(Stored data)
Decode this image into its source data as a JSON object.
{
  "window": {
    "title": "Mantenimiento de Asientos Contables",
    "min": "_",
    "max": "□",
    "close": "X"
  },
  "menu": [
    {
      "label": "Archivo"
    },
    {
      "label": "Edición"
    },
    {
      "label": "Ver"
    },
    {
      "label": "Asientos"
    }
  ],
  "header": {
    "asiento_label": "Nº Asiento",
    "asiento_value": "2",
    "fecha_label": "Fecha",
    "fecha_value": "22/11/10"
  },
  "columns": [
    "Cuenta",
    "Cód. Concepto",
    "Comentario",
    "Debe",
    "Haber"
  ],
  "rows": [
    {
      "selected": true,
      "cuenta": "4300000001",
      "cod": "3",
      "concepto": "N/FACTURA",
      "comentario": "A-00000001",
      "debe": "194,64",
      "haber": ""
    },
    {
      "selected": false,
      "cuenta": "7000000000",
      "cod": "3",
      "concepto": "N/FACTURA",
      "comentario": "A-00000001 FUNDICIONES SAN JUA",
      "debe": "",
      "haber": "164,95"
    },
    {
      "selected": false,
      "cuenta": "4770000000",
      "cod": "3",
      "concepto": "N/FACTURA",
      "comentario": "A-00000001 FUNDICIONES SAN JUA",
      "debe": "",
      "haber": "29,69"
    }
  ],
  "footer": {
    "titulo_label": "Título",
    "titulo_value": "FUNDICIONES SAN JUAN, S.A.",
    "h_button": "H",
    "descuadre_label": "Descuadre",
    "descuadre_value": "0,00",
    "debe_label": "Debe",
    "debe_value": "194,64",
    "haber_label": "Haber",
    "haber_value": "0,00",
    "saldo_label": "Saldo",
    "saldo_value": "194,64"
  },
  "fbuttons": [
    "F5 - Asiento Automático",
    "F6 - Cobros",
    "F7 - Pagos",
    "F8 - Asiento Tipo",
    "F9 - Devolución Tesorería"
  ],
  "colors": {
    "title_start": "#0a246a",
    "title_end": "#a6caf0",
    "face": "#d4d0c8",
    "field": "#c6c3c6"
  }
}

*The task:*
Using the data above, repeat every line exactly.

*Answer to this problem:*
Decode this image into its source data as a JSON object.
{
  "window": {
    "title": "Mantenimiento de Asientos Contables",
    "min": "_",
    "max": "□",
    "close": "X"
  },
  "menu": [
    {
      "label": "Archivo"
    },
    {
      "label": "Edición"
    },
    {
      "label": "Ver"
    },
    {
      "label": "Asientos"
    }
  ],
  "header": {
    "asiento_label": "Nº Asiento",
    "asiento_value": "2",
    "fecha_label": "Fecha",
    "fecha_value": "22/11/10"
  },
  "columns": [
    "Cuenta",
    "Cód. Concepto",
    "Comentario",
    "Debe",
    "Haber"
  ],
  "rows": [
    {
      "selected": true,
      "cuenta": "4300000001",
      "cod": "3",
      "concepto": "N/FACTURA",
      "comentario": "A-00000001",
      "debe": "194,64",
      "haber": ""
    },
    {
      "selected": false,
      "cuenta": "7000000000",
      "cod": "3",
      "concepto": "N/FACTURA",
      "comentario": "A-00000001 FUNDICIONES SAN JUA",
      "debe": "",
      "haber": "164,95"
    },
    {
      "selected": false,
      "cuenta": "4770000000",
      "cod": "3",
      "concepto": "N/FACTURA",
      "comentario": "A-00000001 FUNDICIONES SAN JUA",
      "debe": "",
      "haber": "29,69"
    }
  ],
  "footer": {
    "titulo_label": "Título",
    "titulo_value": "FUNDICIONES SAN JUAN, S.A.",
    "h_button": "H",
    "descuadre_label": "Descuadre",
    "descuadre_value": "0,00",
    "debe_label": "Debe",
    "debe_value": "194,64",
    "haber_label": "Haber",
    "haber_value": "0,00",
    "saldo_label": "Saldo",
    "saldo_value": "194,64"
  },
  "fbuttons": [
    "F5 - Asiento Automático",
    "F6 - Cobros",
    "F7 - Pagos",
    "F8 - Asiento Tipo",
    "F9 - Devolución Tesorería"
  ],
  "colors": {
    "title_start": "#0a246a",
    "title_end": "#a6caf0",
    "face": "#d4d0c8",
    "field": "#c6c3c6"
  }
}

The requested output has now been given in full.